▶ [TASK INSTRUCTIONS] Type every record exactly as it appears.

▶ [DATA RECORDS]
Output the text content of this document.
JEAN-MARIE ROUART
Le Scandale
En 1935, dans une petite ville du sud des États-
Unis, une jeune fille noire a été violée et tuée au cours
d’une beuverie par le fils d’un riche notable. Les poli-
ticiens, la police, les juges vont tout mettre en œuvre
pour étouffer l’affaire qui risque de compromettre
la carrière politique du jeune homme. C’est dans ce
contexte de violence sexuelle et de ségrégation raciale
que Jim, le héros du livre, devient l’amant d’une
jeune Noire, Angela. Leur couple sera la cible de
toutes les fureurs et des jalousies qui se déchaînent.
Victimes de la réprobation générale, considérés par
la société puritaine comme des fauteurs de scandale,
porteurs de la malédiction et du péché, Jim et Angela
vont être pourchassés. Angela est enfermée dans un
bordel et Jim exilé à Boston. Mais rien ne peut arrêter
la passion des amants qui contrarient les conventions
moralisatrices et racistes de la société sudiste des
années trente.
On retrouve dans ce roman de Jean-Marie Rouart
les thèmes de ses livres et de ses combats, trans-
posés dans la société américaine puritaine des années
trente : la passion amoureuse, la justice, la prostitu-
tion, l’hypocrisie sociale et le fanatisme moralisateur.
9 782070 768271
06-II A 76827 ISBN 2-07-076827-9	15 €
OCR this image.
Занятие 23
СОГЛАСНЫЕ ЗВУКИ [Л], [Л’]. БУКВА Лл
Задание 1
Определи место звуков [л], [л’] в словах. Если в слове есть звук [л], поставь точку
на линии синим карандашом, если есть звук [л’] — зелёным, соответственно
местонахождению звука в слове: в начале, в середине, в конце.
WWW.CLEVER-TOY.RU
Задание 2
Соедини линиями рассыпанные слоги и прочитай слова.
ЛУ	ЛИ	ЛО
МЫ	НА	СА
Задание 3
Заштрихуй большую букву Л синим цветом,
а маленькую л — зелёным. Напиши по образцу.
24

▶ [FULL RESPONSE]
Output the text content of this document.
JEAN-MARIE ROUART
Le Scandale
En 1935, dans une petite ville du sud des États-
Unis, une jeune fille noire a été violée et tuée au cours
d’une beuverie par le fils d’un riche notable. Les poli-
ticiens, la police, les juges vont tout mettre en œuvre
pour étouffer l’affaire qui risque de compromettre
la carrière politique du jeune homme. C’est dans ce
contexte de violence sexuelle et de ségrégation raciale
que Jim, le héros du livre, devient l’amant d’une
jeune Noire, Angela. Leur couple sera la cible de
toutes les fureurs et des jalousies qui se déchaînent.
Victimes de la réprobation générale, considérés par
la société puritaine comme des fauteurs de scandale,
porteurs de la malédiction et du péché, Jim et Angela
vont être pourchassés. Angela est enfermée dans un
bordel et Jim exilé à Boston. Mais rien ne peut arrêter
la passion des amants qui contrarient les conventions
moralisatrices et racistes de la société sudiste des
années trente.
On retrouve dans ce roman de Jean-Marie Rouart
les thèmes de ses livres et de ses combats, trans-
posés dans la société américaine puritaine des années
trente : la passion amoureuse, la justice, la prostitu-
tion, l’hypocrisie sociale et le fanatisme moralisateur.
9 782070 768271
06-II A 76827 ISBN 2-07-076827-9	15 €
OCR this image.
Занятие 23
СОГЛАСНЫЕ ЗВУКИ [Л], [Л’]. БУКВА Лл
Задание 1
Определи место звуков [л], [л’] в словах. Если в слове есть звук [л], поставь точку
на линии синим карандашом, если есть звук [л’] — зелёным, соответственно
местонахождению звука в слове: в начале, в середине, в конце.
WWW.CLEVER-TOY.RU
Задание 2
Соедини линиями рассыпанные слоги и прочитай слова.
ЛУ	ЛИ	ЛО
МЫ	НА	СА
Задание 3
Заштрихуй большую букву Л синим цветом,
а маленькую л — зелёным. Напиши по образцу.
24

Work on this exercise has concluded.